start Source data
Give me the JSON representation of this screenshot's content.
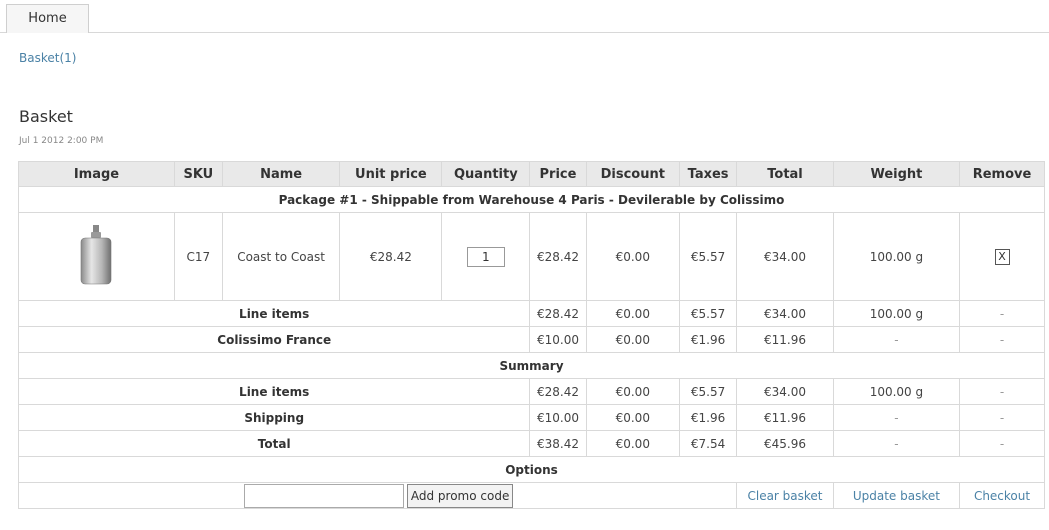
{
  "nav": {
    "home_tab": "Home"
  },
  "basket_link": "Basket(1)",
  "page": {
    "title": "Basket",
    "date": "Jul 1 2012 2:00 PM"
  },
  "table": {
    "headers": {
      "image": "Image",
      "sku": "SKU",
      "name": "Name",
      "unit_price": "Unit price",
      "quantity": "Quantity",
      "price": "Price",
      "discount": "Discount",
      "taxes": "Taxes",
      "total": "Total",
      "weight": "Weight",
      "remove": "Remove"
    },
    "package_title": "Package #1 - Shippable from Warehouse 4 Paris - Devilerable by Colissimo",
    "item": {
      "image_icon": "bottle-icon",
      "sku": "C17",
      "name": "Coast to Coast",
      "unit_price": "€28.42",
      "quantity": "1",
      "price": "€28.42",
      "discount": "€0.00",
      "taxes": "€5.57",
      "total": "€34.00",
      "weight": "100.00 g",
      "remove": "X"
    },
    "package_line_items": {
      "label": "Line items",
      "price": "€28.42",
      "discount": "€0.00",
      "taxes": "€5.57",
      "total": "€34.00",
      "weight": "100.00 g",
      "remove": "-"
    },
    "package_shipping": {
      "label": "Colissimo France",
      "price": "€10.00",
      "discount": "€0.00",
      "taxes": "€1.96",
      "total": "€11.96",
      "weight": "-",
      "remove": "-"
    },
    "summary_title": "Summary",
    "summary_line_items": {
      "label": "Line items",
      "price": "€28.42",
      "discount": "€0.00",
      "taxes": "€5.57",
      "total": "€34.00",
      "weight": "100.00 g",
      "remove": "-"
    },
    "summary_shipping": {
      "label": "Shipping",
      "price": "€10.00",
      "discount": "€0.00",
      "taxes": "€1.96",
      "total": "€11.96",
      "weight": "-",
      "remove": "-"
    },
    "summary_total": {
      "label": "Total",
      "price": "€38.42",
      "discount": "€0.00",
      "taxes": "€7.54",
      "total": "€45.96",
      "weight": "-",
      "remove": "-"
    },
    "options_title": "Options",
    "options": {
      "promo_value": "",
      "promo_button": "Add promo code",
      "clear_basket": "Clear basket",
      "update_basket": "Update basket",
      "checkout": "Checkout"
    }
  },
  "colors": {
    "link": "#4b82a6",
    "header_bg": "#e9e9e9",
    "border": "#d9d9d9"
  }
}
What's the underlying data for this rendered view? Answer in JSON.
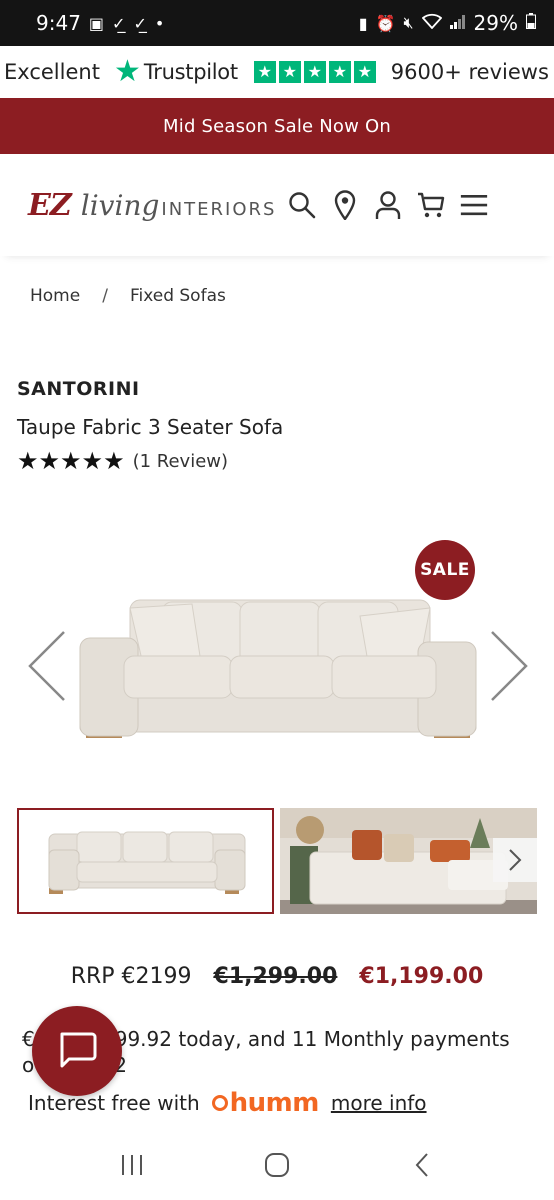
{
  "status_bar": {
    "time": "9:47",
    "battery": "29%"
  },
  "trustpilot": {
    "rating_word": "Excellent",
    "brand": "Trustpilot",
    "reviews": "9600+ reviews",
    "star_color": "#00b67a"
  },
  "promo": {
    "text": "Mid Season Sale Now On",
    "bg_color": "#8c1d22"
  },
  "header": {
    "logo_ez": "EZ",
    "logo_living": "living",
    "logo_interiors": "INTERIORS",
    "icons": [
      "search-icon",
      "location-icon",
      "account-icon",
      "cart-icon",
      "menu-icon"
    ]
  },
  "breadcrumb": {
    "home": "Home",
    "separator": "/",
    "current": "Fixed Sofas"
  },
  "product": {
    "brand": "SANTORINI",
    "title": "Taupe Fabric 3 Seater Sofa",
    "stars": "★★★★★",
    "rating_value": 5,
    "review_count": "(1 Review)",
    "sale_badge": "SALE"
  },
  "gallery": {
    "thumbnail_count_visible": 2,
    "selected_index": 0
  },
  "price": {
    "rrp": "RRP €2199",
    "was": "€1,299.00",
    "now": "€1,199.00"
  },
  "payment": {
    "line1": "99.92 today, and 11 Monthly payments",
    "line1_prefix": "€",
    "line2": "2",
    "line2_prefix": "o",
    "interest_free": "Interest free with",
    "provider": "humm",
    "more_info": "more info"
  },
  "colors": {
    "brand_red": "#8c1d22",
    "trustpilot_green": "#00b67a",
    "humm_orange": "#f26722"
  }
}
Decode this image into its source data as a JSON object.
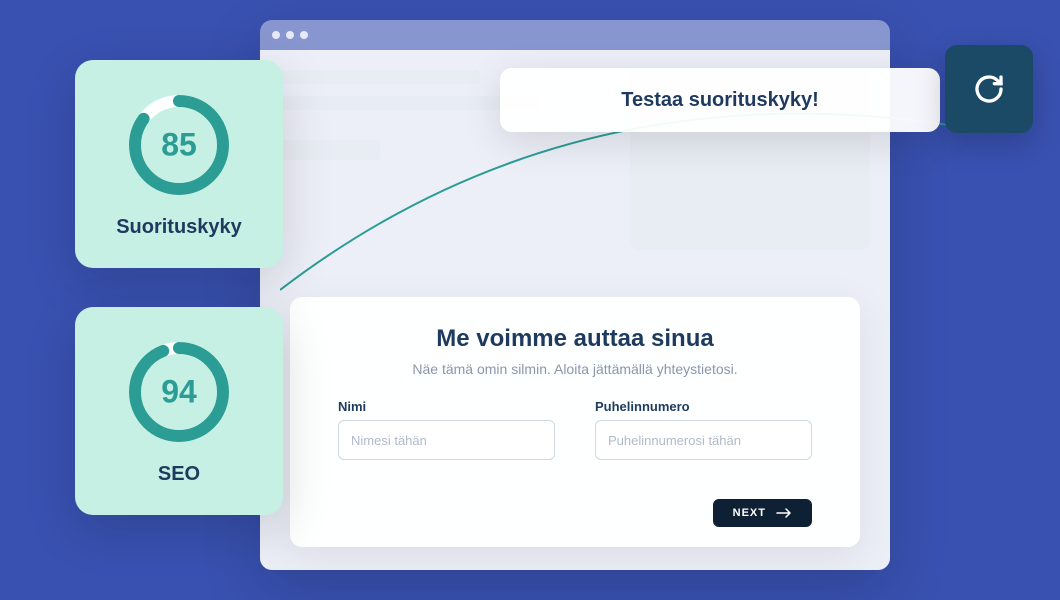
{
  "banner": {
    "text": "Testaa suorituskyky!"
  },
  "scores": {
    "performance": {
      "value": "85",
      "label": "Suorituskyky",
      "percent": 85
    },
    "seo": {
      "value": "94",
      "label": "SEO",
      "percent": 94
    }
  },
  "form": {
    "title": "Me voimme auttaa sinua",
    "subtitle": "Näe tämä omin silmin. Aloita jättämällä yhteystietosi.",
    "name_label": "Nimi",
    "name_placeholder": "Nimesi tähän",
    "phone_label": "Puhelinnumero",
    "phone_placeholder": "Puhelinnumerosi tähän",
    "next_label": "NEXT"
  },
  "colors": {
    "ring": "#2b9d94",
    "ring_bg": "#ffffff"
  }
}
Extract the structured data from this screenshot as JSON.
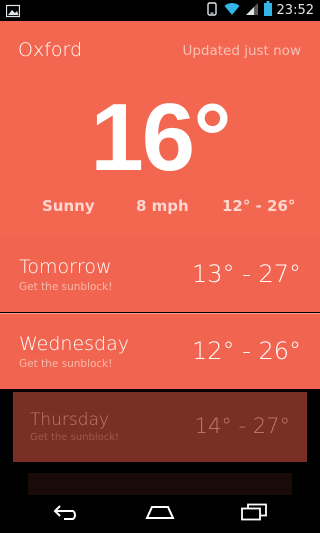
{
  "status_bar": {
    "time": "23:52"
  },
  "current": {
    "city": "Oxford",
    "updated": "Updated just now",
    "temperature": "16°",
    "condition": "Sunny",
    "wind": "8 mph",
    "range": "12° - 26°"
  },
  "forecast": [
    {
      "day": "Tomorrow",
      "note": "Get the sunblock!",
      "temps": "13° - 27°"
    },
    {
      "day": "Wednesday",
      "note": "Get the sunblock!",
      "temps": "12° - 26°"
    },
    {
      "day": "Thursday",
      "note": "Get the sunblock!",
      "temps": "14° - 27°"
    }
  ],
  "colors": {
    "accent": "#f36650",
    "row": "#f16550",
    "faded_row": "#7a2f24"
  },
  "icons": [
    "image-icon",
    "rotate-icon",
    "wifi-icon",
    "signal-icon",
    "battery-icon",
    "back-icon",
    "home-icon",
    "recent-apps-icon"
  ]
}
end Source data
Return the full material word for word. Do not include the pictures.

## Task answer:
Give me the JSON representation of this screenshot's content.
{
  "nav": {
    "home_tab": "Home"
  },
  "basket_link": "Basket(1)",
  "page": {
    "title": "Basket",
    "date": "Jul 1 2012 2:00 PM"
  },
  "table": {
    "headers": {
      "image": "Image",
      "sku": "SKU",
      "name": "Name",
      "unit_price": "Unit price",
      "quantity": "Quantity",
      "price": "Price",
      "discount": "Discount",
      "taxes": "Taxes",
      "total": "Total",
      "weight": "Weight",
      "remove": "Remove"
    },
    "package_title": "Package #1 - Shippable from Warehouse 4 Paris - Devilerable by Colissimo",
    "item": {
      "image_icon": "bottle-icon",
      "sku": "C17",
      "name": "Coast to Coast",
      "unit_price": "€28.42",
      "quantity": "1",
      "price": "€28.42",
      "discount": "€0.00",
      "taxes": "€5.57",
      "total": "€34.00",
      "weight": "100.00 g",
      "remove": "X"
    },
    "package_line_items": {
      "label": "Line items",
      "price": "€28.42",
      "discount": "€0.00",
      "taxes": "€5.57",
      "total": "€34.00",
      "weight": "100.00 g",
      "remove": "-"
    },
    "package_shipping": {
      "label": "Colissimo France",
      "price": "€10.00",
      "discount": "€0.00",
      "taxes": "€1.96",
      "total": "€11.96",
      "weight": "-",
      "remove": "-"
    },
    "summary_title": "Summary",
    "summary_line_items": {
      "label": "Line items",
      "price": "€28.42",
      "discount": "€0.00",
      "taxes": "€5.57",
      "total": "€34.00",
      "weight": "100.00 g",
      "remove": "-"
    },
    "summary_shipping": {
      "label": "Shipping",
      "price": "€10.00",
      "discount": "€0.00",
      "taxes": "€1.96",
      "total": "€11.96",
      "weight": "-",
      "remove": "-"
    },
    "summary_total": {
      "label": "Total",
      "price": "€38.42",
      "discount": "€0.00",
      "taxes": "€7.54",
      "total": "€45.96",
      "weight": "-",
      "remove": "-"
    },
    "options_title": "Options",
    "options": {
      "promo_value": "",
      "promo_button": "Add promo code",
      "clear_basket": "Clear basket",
      "update_basket": "Update basket",
      "checkout": "Checkout"
    }
  },
  "colors": {
    "link": "#4b82a6",
    "header_bg": "#e9e9e9",
    "border": "#d9d9d9"
  }
}
What's the underlying data for this rendered view? Answer in JSON.
{
  "status_bar": {
    "time": "9:47",
    "battery": "29%"
  },
  "trustpilot": {
    "rating_word": "Excellent",
    "brand": "Trustpilot",
    "reviews": "9600+ reviews",
    "star_color": "#00b67a"
  },
  "promo": {
    "text": "Mid Season Sale Now On",
    "bg_color": "#8c1d22"
  },
  "header": {
    "logo_ez": "EZ",
    "logo_living": "living",
    "logo_interiors": "INTERIORS",
    "icons": [
      "search-icon",
      "location-icon",
      "account-icon",
      "cart-icon",
      "menu-icon"
    ]
  },
  "breadcrumb": {
    "home": "Home",
    "separator": "/",
    "current": "Fixed Sofas"
  },
  "product": {
    "brand": "SANTORINI",
    "title": "Taupe Fabric 3 Seater Sofa",
    "stars": "★★★★★",
    "rating_value": 5,
    "review_count": "(1 Review)",
    "sale_badge": "SALE"
  },
  "gallery": {
    "thumbnail_count_visible": 2,
    "selected_index": 0
  },
  "price": {
    "rrp": "RRP €2199",
    "was": "€1,299.00",
    "now": "€1,199.00"
  },
  "payment": {
    "line1": "99.92 today, and 11 Monthly payments",
    "line1_prefix": "€",
    "line2": "2",
    "line2_prefix": "o",
    "interest_free": "Interest free with",
    "provider": "humm",
    "more_info": "more info"
  },
  "colors": {
    "brand_red": "#8c1d22",
    "trustpilot_green": "#00b67a",
    "humm_orange": "#f26722"
  }
}
Decode this image into its source data as a JSON object.
{
  "banner": {
    "text": "Testaa suorituskyky!"
  },
  "scores": {
    "performance": {
      "value": "85",
      "label": "Suorituskyky",
      "percent": 85
    },
    "seo": {
      "value": "94",
      "label": "SEO",
      "percent": 94
    }
  },
  "form": {
    "title": "Me voimme auttaa sinua",
    "subtitle": "Näe tämä omin silmin. Aloita jättämällä yhteystietosi.",
    "name_label": "Nimi",
    "name_placeholder": "Nimesi tähän",
    "phone_label": "Puhelinnumero",
    "phone_placeholder": "Puhelinnumerosi tähän",
    "next_label": "NEXT"
  },
  "colors": {
    "ring": "#2b9d94",
    "ring_bg": "#ffffff"
  }
}
Extract the structured data from this screenshot as JSON.
{
  "status_bar": {
    "time": "23:52"
  },
  "current": {
    "city": "Oxford",
    "updated": "Updated just now",
    "temperature": "16°",
    "condition": "Sunny",
    "wind": "8 mph",
    "range": "12° - 26°"
  },
  "forecast": [
    {
      "day": "Tomorrow",
      "note": "Get the sunblock!",
      "temps": "13° - 27°"
    },
    {
      "day": "Wednesday",
      "note": "Get the sunblock!",
      "temps": "12° - 26°"
    },
    {
      "day": "Thursday",
      "note": "Get the sunblock!",
      "temps": "14° - 27°"
    }
  ],
  "colors": {
    "accent": "#f36650",
    "row": "#f16550",
    "faded_row": "#7a2f24"
  },
  "icons": [
    "image-icon",
    "rotate-icon",
    "wifi-icon",
    "signal-icon",
    "battery-icon",
    "back-icon",
    "home-icon",
    "recent-apps-icon"
  ]
}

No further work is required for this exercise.